* _Problem description_:
Every entry must be copied word for word.

* _Data shown_:

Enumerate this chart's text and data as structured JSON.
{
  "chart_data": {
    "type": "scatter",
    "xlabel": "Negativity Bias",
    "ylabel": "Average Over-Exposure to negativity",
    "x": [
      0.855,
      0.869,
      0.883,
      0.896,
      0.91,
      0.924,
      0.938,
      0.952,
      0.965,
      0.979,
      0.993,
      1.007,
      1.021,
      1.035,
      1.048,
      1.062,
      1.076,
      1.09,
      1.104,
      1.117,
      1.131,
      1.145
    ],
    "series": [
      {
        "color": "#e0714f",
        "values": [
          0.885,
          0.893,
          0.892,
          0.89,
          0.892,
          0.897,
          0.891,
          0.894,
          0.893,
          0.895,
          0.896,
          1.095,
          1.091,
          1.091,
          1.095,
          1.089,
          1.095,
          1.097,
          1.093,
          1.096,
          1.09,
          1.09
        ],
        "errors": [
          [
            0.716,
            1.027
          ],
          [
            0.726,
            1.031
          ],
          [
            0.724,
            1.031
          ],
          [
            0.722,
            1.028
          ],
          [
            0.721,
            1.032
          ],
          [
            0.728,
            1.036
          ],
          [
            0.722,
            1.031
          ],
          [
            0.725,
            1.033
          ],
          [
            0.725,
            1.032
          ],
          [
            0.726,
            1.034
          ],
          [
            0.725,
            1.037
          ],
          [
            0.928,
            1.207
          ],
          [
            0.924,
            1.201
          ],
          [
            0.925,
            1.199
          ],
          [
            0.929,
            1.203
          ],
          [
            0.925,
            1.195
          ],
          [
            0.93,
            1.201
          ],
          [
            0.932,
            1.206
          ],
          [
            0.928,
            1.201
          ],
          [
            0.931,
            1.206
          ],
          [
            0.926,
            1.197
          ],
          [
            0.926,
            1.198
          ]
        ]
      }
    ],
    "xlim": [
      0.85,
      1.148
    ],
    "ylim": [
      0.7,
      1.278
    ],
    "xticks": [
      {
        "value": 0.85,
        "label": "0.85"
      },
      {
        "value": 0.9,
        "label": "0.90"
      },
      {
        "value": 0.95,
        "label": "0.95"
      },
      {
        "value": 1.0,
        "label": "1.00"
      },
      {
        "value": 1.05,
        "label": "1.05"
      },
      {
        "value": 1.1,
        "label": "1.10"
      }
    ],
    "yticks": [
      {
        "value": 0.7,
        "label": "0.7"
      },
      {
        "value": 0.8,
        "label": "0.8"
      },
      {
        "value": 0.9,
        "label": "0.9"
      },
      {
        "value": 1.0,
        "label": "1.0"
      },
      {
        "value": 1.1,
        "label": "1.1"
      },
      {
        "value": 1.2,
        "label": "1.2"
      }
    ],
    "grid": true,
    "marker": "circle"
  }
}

* _Problem solution_:
Enumerate this chart's text and data as structured JSON.
{
  "chart_data": {
    "type": "scatter",
    "xlabel": "Negativity Bias",
    "ylabel": "Average Over-Exposure to negativity",
    "x": [
      0.855,
      0.869,
      0.883,
      0.896,
      0.91,
      0.924,
      0.938,
      0.952,
      0.965,
      0.979,
      0.993,
      1.007,
      1.021,
      1.035,
      1.048,
      1.062,
      1.076,
      1.09,
      1.104,
      1.117,
      1.131,
      1.145
    ],
    "series": [
      {
        "color": "#e0714f",
        "values": [
          0.885,
          0.893,
          0.892,
          0.89,
          0.892,
          0.897,
          0.891,
          0.894,
          0.893,
          0.895,
          0.896,
          1.095,
          1.091,
          1.091,
          1.095,
          1.089,
          1.095,
          1.097,
          1.093,
          1.096,
          1.09,
          1.09
        ],
        "errors": [
          [
            0.716,
            1.027
          ],
          [
            0.726,
            1.031
          ],
          [
            0.724,
            1.031
          ],
          [
            0.722,
            1.028
          ],
          [
            0.721,
            1.032
          ],
          [
            0.728,
            1.036
          ],
          [
            0.722,
            1.031
          ],
          [
            0.725,
            1.033
          ],
          [
            0.725,
            1.032
          ],
          [
            0.726,
            1.034
          ],
          [
            0.725,
            1.037
          ],
          [
            0.928,
            1.207
          ],
          [
            0.924,
            1.201
          ],
          [
            0.925,
            1.199
          ],
          [
            0.929,
            1.203
          ],
          [
            0.925,
            1.195
          ],
          [
            0.93,
            1.201
          ],
          [
            0.932,
            1.206
          ],
          [
            0.928,
            1.201
          ],
          [
            0.931,
            1.206
          ],
          [
            0.926,
            1.197
          ],
          [
            0.926,
            1.198
          ]
        ]
      }
    ],
    "xlim": [
      0.85,
      1.148
    ],
    "ylim": [
      0.7,
      1.278
    ],
    "xticks": [
      {
        "value": 0.85,
        "label": "0.85"
      },
      {
        "value": 0.9,
        "label": "0.90"
      },
      {
        "value": 0.95,
        "label": "0.95"
      },
      {
        "value": 1.0,
        "label": "1.00"
      },
      {
        "value": 1.05,
        "label": "1.05"
      },
      {
        "value": 1.1,
        "label": "1.10"
      }
    ],
    "yticks": [
      {
        "value": 0.7,
        "label": "0.7"
      },
      {
        "value": 0.8,
        "label": "0.8"
      },
      {
        "value": 0.9,
        "label": "0.9"
      },
      {
        "value": 1.0,
        "label": "1.0"
      },
      {
        "value": 1.1,
        "label": "1.1"
      },
      {
        "value": 1.2,
        "label": "1.2"
      }
    ],
    "grid": true,
    "marker": "circle"
  }
}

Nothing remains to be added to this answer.